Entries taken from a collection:
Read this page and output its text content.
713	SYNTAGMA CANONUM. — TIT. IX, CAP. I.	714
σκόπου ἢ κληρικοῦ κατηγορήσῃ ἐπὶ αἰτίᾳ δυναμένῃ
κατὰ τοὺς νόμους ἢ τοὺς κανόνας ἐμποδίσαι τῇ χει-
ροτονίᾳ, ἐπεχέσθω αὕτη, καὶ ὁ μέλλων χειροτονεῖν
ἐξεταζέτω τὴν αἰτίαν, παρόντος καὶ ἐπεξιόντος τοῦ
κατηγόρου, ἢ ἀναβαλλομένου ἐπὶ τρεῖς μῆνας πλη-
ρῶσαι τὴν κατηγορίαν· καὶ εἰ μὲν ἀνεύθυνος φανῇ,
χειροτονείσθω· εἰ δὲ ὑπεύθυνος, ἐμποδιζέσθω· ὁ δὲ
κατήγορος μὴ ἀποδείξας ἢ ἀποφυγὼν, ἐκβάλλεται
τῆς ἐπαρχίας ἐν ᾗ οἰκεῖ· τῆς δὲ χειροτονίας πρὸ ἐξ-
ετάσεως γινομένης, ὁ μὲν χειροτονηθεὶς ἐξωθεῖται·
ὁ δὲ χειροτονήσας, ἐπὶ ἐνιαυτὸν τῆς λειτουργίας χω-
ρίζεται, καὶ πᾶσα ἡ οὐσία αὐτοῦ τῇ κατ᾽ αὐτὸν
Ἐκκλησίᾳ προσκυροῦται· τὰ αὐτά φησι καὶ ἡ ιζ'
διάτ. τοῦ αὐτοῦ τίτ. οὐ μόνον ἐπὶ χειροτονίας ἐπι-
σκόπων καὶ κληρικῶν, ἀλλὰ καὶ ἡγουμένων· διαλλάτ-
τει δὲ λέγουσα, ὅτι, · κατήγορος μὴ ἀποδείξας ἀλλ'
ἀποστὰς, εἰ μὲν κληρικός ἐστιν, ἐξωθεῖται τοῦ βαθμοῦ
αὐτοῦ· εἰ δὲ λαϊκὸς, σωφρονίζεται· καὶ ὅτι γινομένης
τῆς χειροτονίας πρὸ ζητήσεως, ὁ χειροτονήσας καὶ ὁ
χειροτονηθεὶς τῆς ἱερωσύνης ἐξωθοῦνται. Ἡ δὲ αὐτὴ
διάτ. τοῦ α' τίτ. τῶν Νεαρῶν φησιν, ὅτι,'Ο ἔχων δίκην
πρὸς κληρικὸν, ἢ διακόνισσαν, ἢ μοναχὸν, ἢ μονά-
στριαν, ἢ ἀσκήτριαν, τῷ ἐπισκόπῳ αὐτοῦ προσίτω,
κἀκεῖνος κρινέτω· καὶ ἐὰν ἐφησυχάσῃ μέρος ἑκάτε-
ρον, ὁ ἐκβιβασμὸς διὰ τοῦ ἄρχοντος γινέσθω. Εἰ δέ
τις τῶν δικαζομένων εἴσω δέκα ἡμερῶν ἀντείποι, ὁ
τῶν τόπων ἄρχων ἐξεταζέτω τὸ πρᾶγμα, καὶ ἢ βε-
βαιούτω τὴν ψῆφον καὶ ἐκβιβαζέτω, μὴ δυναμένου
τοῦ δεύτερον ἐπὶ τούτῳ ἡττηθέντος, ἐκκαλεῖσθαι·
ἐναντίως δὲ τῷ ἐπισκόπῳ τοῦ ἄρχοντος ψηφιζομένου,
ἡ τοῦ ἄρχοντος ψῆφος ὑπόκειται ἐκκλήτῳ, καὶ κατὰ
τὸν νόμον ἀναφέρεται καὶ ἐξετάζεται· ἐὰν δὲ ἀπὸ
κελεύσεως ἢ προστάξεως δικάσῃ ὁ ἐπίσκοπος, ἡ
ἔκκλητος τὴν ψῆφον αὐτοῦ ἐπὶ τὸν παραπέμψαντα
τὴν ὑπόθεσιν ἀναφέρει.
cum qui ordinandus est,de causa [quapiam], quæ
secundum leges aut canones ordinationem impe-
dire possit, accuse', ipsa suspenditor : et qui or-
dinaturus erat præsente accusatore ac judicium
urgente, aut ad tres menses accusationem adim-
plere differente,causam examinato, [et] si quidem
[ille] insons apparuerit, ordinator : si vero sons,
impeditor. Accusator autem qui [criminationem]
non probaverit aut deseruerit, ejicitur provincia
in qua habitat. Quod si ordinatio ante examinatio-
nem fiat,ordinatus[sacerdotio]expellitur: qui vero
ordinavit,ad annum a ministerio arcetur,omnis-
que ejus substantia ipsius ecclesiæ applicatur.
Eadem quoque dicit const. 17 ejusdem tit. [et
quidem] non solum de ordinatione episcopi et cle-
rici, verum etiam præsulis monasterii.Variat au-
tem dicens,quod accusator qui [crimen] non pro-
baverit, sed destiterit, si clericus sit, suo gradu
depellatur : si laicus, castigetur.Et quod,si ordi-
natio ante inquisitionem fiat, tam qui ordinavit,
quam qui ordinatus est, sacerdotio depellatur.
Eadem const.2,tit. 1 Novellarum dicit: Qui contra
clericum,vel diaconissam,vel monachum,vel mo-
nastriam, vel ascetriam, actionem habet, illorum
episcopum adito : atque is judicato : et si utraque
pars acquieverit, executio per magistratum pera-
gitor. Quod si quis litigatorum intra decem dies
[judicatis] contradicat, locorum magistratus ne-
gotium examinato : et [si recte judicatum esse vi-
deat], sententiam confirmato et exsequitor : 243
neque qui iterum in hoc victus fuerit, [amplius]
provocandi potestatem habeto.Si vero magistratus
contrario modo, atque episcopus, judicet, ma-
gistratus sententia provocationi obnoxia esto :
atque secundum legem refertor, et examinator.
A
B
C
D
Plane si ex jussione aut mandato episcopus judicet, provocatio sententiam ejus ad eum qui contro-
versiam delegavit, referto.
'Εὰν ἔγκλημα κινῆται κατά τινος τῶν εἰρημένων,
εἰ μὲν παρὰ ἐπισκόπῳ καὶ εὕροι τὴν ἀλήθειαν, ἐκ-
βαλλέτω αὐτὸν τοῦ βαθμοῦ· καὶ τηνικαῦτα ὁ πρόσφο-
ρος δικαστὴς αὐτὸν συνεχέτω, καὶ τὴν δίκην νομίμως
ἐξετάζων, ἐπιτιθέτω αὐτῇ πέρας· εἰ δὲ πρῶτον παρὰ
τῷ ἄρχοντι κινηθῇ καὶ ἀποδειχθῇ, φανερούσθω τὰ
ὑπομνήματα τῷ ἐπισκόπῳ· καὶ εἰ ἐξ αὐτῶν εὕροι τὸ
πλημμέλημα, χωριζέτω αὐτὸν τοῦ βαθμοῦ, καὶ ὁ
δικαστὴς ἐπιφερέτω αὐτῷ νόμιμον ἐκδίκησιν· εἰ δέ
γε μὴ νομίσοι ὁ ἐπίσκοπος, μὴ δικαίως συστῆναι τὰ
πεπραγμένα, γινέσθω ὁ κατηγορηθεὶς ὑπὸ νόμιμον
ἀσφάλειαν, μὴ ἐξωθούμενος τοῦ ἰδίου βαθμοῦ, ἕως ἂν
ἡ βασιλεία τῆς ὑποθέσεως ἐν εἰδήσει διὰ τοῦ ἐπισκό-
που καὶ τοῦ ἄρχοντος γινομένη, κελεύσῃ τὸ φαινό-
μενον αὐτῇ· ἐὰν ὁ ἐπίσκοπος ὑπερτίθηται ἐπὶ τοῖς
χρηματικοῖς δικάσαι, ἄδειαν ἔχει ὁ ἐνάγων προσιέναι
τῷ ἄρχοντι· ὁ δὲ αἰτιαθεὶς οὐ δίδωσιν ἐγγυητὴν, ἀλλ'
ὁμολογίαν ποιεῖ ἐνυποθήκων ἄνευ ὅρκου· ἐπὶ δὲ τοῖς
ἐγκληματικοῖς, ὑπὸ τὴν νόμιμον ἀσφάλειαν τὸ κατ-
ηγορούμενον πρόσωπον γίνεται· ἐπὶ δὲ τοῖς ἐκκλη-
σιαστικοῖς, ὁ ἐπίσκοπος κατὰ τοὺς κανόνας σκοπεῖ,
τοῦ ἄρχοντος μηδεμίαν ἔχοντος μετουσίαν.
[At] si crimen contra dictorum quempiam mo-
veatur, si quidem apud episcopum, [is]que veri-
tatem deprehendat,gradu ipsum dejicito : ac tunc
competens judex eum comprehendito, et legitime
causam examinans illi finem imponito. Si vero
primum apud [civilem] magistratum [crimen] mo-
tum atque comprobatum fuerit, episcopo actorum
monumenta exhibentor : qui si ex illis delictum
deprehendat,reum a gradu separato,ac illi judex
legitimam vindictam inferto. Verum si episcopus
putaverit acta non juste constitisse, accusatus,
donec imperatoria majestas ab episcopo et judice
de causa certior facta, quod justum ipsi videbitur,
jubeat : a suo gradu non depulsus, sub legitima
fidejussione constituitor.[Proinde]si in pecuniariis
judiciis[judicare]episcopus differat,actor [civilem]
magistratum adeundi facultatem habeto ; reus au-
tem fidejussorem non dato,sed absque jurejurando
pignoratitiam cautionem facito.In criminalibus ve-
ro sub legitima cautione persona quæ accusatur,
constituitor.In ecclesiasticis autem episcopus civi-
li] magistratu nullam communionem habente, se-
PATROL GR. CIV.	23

**Short problem**
Return all the lines that contain the string "ordinavit".

**Result of the task**
ordinavit,ad annum a ministerio arcetur,omnis-
natio ante inquisitionem fiat, tam qui ordinavit,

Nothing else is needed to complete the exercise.